__MATERIAL FOR THIS TASK__

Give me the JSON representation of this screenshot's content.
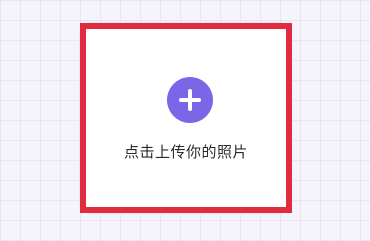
{
  "upload": {
    "label": "点击上传你的照片",
    "icon": "plus-icon",
    "accent_color": "#7c66e8",
    "highlight_color": "#e12c40"
  }
}
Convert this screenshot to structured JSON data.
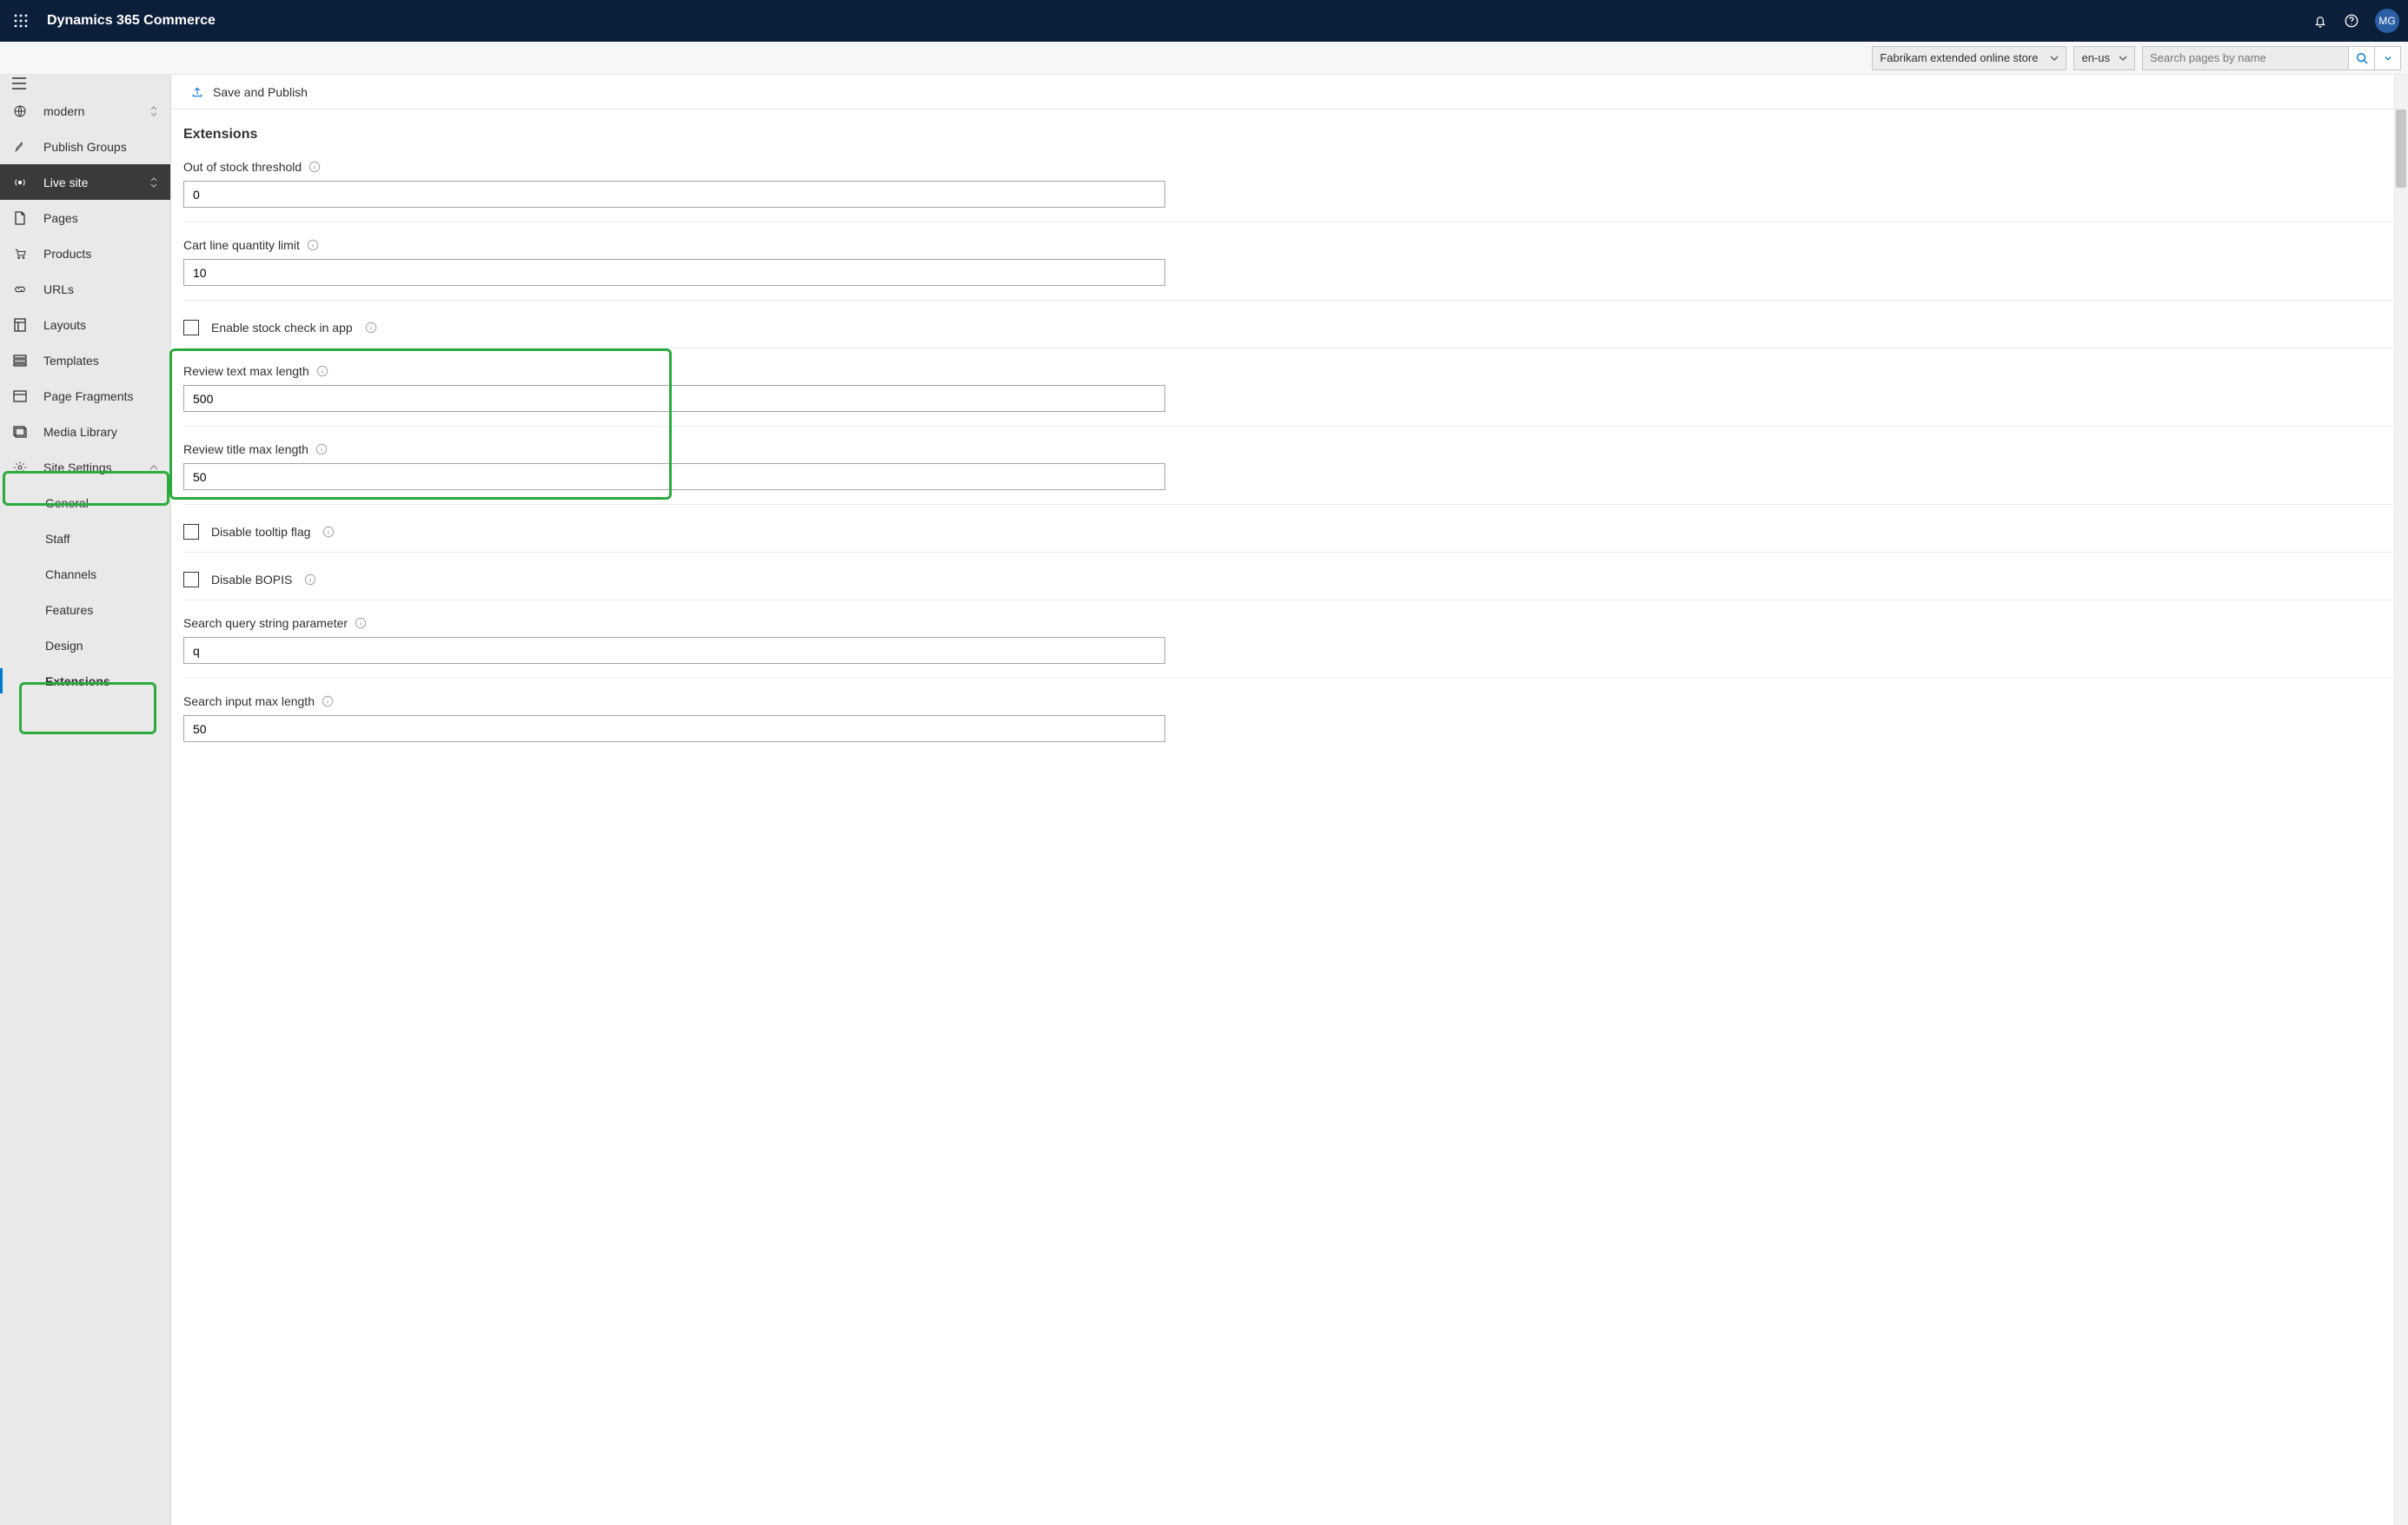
{
  "app": {
    "brand": "Dynamics 365 Commerce",
    "avatar": "MG"
  },
  "secondbar": {
    "store": "Fabrikam extended online store",
    "locale": "en-us",
    "search_placeholder": "Search pages by name"
  },
  "commandbar": {
    "save_publish": "Save and Publish"
  },
  "sidebar": {
    "site": "modern",
    "items": {
      "publish_groups": "Publish Groups",
      "live_site": "Live site",
      "pages": "Pages",
      "products": "Products",
      "urls": "URLs",
      "layouts": "Layouts",
      "templates": "Templates",
      "page_fragments": "Page Fragments",
      "media_library": "Media Library",
      "site_settings": "Site Settings",
      "general": "General",
      "staff": "Staff",
      "channels": "Channels",
      "features": "Features",
      "design": "Design",
      "extensions": "Extensions"
    }
  },
  "page": {
    "title": "Extensions",
    "out_of_stock_label": "Out of stock threshold",
    "out_of_stock_value": "0",
    "cart_line_label": "Cart line quantity limit",
    "cart_line_value": "10",
    "enable_stock_check_label": "Enable stock check in app",
    "review_text_label": "Review text max length",
    "review_text_value": "500",
    "review_title_label": "Review title max length",
    "review_title_value": "50",
    "disable_tooltip_label": "Disable tooltip flag",
    "disable_bopis_label": "Disable BOPIS",
    "search_query_label": "Search query string parameter",
    "search_query_value": "q",
    "search_input_max_label": "Search input max length",
    "search_input_max_value": "50"
  }
}
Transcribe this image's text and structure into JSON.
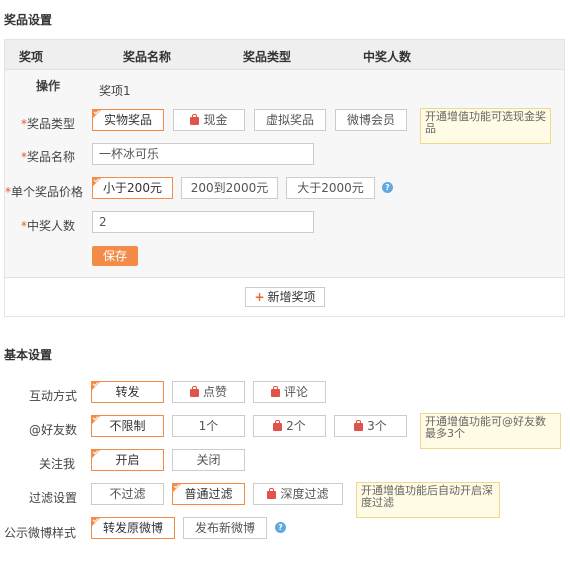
{
  "prize_section": {
    "title": "奖品设置",
    "headers": [
      "奖项",
      "奖品名称",
      "奖品类型",
      "中奖人数"
    ],
    "row_label": "操作",
    "row_value": "奖项1",
    "type_label": "奖品类型",
    "type_options": [
      "实物奖品",
      "现金",
      "虚拟奖品",
      "微博会员"
    ],
    "type_tip": "开通增值功能可选现金奖品",
    "name_label": "奖品名称",
    "name_value": "一杯冰可乐",
    "price_label": "单个奖品价格",
    "price_options": [
      "小于200元",
      "200到2000元",
      "大于2000元"
    ],
    "count_label": "中奖人数",
    "count_value": "2",
    "save_label": "保存",
    "add_label": "新增奖项",
    "required_mark": "*",
    "help_glyph": "?"
  },
  "basic_section": {
    "title": "基本设置",
    "interact_label": "互动方式",
    "interact_options": [
      "转发",
      "点赞",
      "评论"
    ],
    "friends_label": "@好友数",
    "friends_options": [
      "不限制",
      "1个",
      "2个",
      "3个"
    ],
    "friends_tip": "开通增值功能可@好友数最多3个",
    "follow_label": "关注我",
    "follow_options": [
      "开启",
      "关闭"
    ],
    "filter_label": "过滤设置",
    "filter_options": [
      "不过滤",
      "普通过滤",
      "深度过滤"
    ],
    "filter_tip": "开通增值功能后自动开启深度过滤",
    "style_label": "公示微博样式",
    "style_options": [
      "转发原微博",
      "发布新微博"
    ]
  },
  "colors": {
    "accent": "#f28c48",
    "lock": "#e0534a",
    "tip_bg": "#fffbe5",
    "help": "#5fa8e0"
  }
}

__TO BE DONE__
Exclude the pictures, and transcribe all of the material exactly.

__RESPONSE TO THE TASK__
Give me the JSON representation of this screenshot's content.
{
  "upload": {
    "label": "点击上传你的照片",
    "icon": "plus-icon",
    "accent_color": "#7c66e8",
    "highlight_color": "#e12c40"
  }
}
Convert this screenshot to structured JSON data.
{
  "app": {
    "brand": "Dynamics 365 Commerce",
    "avatar": "MG"
  },
  "secondbar": {
    "store": "Fabrikam extended online store",
    "locale": "en-us",
    "search_placeholder": "Search pages by name"
  },
  "commandbar": {
    "save_publish": "Save and Publish"
  },
  "sidebar": {
    "site": "modern",
    "items": {
      "publish_groups": "Publish Groups",
      "live_site": "Live site",
      "pages": "Pages",
      "products": "Products",
      "urls": "URLs",
      "layouts": "Layouts",
      "templates": "Templates",
      "page_fragments": "Page Fragments",
      "media_library": "Media Library",
      "site_settings": "Site Settings",
      "general": "General",
      "staff": "Staff",
      "channels": "Channels",
      "features": "Features",
      "design": "Design",
      "extensions": "Extensions"
    }
  },
  "page": {
    "title": "Extensions",
    "out_of_stock_label": "Out of stock threshold",
    "out_of_stock_value": "0",
    "cart_line_label": "Cart line quantity limit",
    "cart_line_value": "10",
    "enable_stock_check_label": "Enable stock check in app",
    "review_text_label": "Review text max length",
    "review_text_value": "500",
    "review_title_label": "Review title max length",
    "review_title_value": "50",
    "disable_tooltip_label": "Disable tooltip flag",
    "disable_bopis_label": "Disable BOPIS",
    "search_query_label": "Search query string parameter",
    "search_query_value": "q",
    "search_input_max_label": "Search input max length",
    "search_input_max_value": "50"
  }
}
Transcribe this image's text and structure into JSON.
{
  "prize_section": {
    "title": "奖品设置",
    "headers": [
      "奖项",
      "奖品名称",
      "奖品类型",
      "中奖人数"
    ],
    "row_label": "操作",
    "row_value": "奖项1",
    "type_label": "奖品类型",
    "type_options": [
      "实物奖品",
      "现金",
      "虚拟奖品",
      "微博会员"
    ],
    "type_tip": "开通增值功能可选现金奖品",
    "name_label": "奖品名称",
    "name_value": "一杯冰可乐",
    "price_label": "单个奖品价格",
    "price_options": [
      "小于200元",
      "200到2000元",
      "大于2000元"
    ],
    "count_label": "中奖人数",
    "count_value": "2",
    "save_label": "保存",
    "add_label": "新增奖项",
    "required_mark": "*",
    "help_glyph": "?"
  },
  "basic_section": {
    "title": "基本设置",
    "interact_label": "互动方式",
    "interact_options": [
      "转发",
      "点赞",
      "评论"
    ],
    "friends_label": "@好友数",
    "friends_options": [
      "不限制",
      "1个",
      "2个",
      "3个"
    ],
    "friends_tip": "开通增值功能可@好友数最多3个",
    "follow_label": "关注我",
    "follow_options": [
      "开启",
      "关闭"
    ],
    "filter_label": "过滤设置",
    "filter_options": [
      "不过滤",
      "普通过滤",
      "深度过滤"
    ],
    "filter_tip": "开通增值功能后自动开启深度过滤",
    "style_label": "公示微博样式",
    "style_options": [
      "转发原微博",
      "发布新微博"
    ]
  },
  "colors": {
    "accent": "#f28c48",
    "lock": "#e0534a",
    "tip_bg": "#fffbe5",
    "help": "#5fa8e0"
  }
}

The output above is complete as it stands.